◆ Short task:
Put every line of the records below into a numbered list, leaving out any blank lines.

____________

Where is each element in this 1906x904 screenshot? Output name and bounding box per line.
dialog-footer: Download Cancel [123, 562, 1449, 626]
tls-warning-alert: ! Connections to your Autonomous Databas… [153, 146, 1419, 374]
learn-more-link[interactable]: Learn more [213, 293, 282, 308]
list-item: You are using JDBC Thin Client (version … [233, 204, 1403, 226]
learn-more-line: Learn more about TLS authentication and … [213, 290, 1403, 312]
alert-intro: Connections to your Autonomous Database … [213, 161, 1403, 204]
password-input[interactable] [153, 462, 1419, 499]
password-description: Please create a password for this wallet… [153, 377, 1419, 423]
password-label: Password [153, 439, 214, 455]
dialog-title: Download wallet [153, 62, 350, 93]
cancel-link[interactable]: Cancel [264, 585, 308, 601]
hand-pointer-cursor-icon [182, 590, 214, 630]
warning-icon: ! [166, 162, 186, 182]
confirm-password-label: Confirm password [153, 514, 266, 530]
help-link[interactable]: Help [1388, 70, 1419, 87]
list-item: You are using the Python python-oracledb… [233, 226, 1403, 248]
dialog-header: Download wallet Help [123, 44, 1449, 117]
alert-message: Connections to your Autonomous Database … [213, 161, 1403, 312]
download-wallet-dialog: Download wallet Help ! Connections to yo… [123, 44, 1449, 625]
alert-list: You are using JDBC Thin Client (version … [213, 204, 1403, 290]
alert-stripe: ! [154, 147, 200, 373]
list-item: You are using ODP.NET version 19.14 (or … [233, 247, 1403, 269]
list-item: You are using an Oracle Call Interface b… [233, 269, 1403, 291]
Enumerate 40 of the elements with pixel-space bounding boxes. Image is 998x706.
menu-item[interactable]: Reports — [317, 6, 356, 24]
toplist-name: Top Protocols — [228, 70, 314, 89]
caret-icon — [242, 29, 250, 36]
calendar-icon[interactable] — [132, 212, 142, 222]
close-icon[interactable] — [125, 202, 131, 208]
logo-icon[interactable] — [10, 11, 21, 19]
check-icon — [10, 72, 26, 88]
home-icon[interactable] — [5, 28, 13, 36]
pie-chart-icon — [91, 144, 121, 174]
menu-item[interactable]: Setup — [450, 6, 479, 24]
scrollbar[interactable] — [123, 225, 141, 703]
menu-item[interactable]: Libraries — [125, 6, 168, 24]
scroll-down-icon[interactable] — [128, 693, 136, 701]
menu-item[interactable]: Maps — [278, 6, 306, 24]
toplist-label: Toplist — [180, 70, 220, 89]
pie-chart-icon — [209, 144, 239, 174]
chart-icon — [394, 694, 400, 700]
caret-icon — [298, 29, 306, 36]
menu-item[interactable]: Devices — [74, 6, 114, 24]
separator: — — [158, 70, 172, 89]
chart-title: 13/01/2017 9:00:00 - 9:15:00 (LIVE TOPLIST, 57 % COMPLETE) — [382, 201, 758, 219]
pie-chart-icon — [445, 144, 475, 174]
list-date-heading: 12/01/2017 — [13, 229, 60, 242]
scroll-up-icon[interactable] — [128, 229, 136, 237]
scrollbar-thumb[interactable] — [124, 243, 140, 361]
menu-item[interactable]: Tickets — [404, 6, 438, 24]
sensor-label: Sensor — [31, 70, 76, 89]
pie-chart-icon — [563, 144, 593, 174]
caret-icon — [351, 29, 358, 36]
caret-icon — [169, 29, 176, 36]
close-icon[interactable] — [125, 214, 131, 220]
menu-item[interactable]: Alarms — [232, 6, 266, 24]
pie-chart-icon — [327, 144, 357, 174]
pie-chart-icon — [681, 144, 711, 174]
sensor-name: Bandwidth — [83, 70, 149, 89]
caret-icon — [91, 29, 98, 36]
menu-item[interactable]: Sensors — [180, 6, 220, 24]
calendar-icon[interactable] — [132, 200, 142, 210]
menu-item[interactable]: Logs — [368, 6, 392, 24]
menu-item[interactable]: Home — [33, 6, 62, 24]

____________

◆ Problem solution:
1. Where is each element in this 1906x904 screenshot? Output name and bounding box per line.
2. dialog-footer: Download Cancel [123, 562, 1449, 626]
3. tls-warning-alert: ! Connections to your Autonomous Databas… [153, 146, 1419, 374]
4. learn-more-link[interactable]: Learn more [213, 293, 282, 308]
5. list-item: You are using JDBC Thin Client (version … [233, 204, 1403, 226]
6. learn-more-line: Learn more about TLS authentication and … [213, 290, 1403, 312]
7. alert-intro: Connections to your Autonomous Database … [213, 161, 1403, 204]
8. password-input[interactable] [153, 462, 1419, 499]
9. password-description: Please create a password for this wallet… [153, 377, 1419, 423]
10. password-label: Password [153, 439, 214, 455]
11. dialog-title: Download wallet [153, 62, 350, 93]
12. cancel-link[interactable]: Cancel [264, 585, 308, 601]
13. hand-pointer-cursor-icon [182, 590, 214, 630]
14. warning-icon: ! [166, 162, 186, 182]
15. confirm-password-label: Confirm password [153, 514, 266, 530]
16. help-link[interactable]: Help [1388, 70, 1419, 87]
17. list-item: You are using the Python python-oracledb… [233, 226, 1403, 248]
18. dialog-header: Download wallet Help [123, 44, 1449, 117]
19. alert-message: Connections to your Autonomous Database … [213, 161, 1403, 312]
20. download-wallet-dialog: Download wallet Help ! Connections to yo… [123, 44, 1449, 625]
21. alert-list: You are using JDBC Thin Client (version … [213, 204, 1403, 290]
22. alert-stripe: ! [154, 147, 200, 373]
23. list-item: You are using ODP.NET version 19.14 (or … [233, 247, 1403, 269]
24. list-item: You are using an Oracle Call Interface b… [233, 269, 1403, 291]
25. Enumerate 40 of the elements with pixel-space bounding boxes. Image is 998x706.
26. menu-item[interactable]: Reports — [317, 6, 356, 24]
27. toplist-name: Top Protocols — [228, 70, 314, 89]
28. caret-icon — [242, 29, 250, 36]
29. calendar-icon[interactable] — [132, 212, 142, 222]
30. close-icon[interactable] — [125, 202, 131, 208]
31. logo-icon[interactable] — [10, 11, 21, 19]
32. check-icon — [10, 72, 26, 88]
33. home-icon[interactable] — [5, 28, 13, 36]
34. pie-chart-icon — [91, 144, 121, 174]
35. menu-item[interactable]: Setup — [450, 6, 479, 24]
36. scrollbar[interactable] — [123, 225, 141, 703]
37. menu-item[interactable]: Libraries — [125, 6, 168, 24]
38. scroll-down-icon[interactable] — [128, 693, 136, 701]
39. menu-item[interactable]: Maps — [278, 6, 306, 24]
40. toplist-label: Toplist — [180, 70, 220, 89]
41. pie-chart-icon — [209, 144, 239, 174]
42. chart-icon — [394, 694, 400, 700]
43. caret-icon — [298, 29, 306, 36]
44. menu-item[interactable]: Devices — [74, 6, 114, 24]
45. separator: — — [158, 70, 172, 89]
46. chart-title: 13/01/2017 9:00:00 - 9:15:00 (LIVE TOPLIST, 57 % COMPLETE) — [382, 201, 758, 219]
47. pie-chart-icon — [445, 144, 475, 174]
48. list-date-heading: 12/01/2017 — [13, 229, 60, 242]
49. scroll-up-icon[interactable] — [128, 229, 136, 237]
50. scrollbar-thumb[interactable] — [124, 243, 140, 361]
51. menu-item[interactable]: Tickets — [404, 6, 438, 24]
52. sensor-label: Sensor — [31, 70, 76, 89]
53. pie-chart-icon — [563, 144, 593, 174]
54. caret-icon — [351, 29, 358, 36]
55. caret-icon — [169, 29, 176, 36]
56. close-icon[interactable] — [125, 214, 131, 220]
57. menu-item[interactable]: Alarms — [232, 6, 266, 24]
58. pie-chart-icon — [327, 144, 357, 174]
59. pie-chart-icon — [681, 144, 711, 174]
60. sensor-name: Bandwidth — [83, 70, 149, 89]
61. caret-icon — [91, 29, 98, 36]
62. menu-item[interactable]: Sensors — [180, 6, 220, 24]
63. calendar-icon[interactable] — [132, 200, 142, 210]
64. menu-item[interactable]: Logs — [368, 6, 392, 24]
65. menu-item[interactable]: Home — [33, 6, 62, 24]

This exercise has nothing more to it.